(DATASET EXTRACT Opens)
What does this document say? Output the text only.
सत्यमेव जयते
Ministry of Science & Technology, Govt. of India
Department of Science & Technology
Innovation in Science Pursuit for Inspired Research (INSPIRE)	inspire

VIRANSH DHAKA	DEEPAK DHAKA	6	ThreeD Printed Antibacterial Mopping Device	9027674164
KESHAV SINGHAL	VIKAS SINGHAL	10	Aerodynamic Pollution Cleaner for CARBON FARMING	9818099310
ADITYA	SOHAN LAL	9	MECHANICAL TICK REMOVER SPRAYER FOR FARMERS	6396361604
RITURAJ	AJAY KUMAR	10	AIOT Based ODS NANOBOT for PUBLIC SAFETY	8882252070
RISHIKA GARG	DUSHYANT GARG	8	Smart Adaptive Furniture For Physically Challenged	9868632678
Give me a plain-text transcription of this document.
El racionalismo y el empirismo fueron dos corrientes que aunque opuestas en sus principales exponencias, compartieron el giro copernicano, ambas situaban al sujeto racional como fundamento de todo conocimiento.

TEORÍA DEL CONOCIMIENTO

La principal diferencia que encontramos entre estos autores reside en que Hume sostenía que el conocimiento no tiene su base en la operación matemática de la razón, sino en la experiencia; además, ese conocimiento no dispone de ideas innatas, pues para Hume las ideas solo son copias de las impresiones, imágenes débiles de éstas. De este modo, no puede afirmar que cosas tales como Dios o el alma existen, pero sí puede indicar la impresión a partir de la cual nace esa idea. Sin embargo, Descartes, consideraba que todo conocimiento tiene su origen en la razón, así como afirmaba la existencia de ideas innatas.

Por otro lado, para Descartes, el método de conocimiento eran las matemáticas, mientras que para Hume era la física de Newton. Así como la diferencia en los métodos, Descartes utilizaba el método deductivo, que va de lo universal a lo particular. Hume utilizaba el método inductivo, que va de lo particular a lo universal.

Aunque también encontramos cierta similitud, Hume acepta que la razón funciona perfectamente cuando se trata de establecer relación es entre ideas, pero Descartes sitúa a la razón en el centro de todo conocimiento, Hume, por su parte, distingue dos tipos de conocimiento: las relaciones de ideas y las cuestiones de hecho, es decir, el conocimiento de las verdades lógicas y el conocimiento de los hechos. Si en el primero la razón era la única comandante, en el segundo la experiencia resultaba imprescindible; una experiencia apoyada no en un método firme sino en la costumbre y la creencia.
(DATASET EXTRACT Closes)
◆ **EXERCISE OBJECTIVE**:
Go through the entries above and count each line that contains the string "Technology". Reply only with the total.

◆ **RESULT**:
2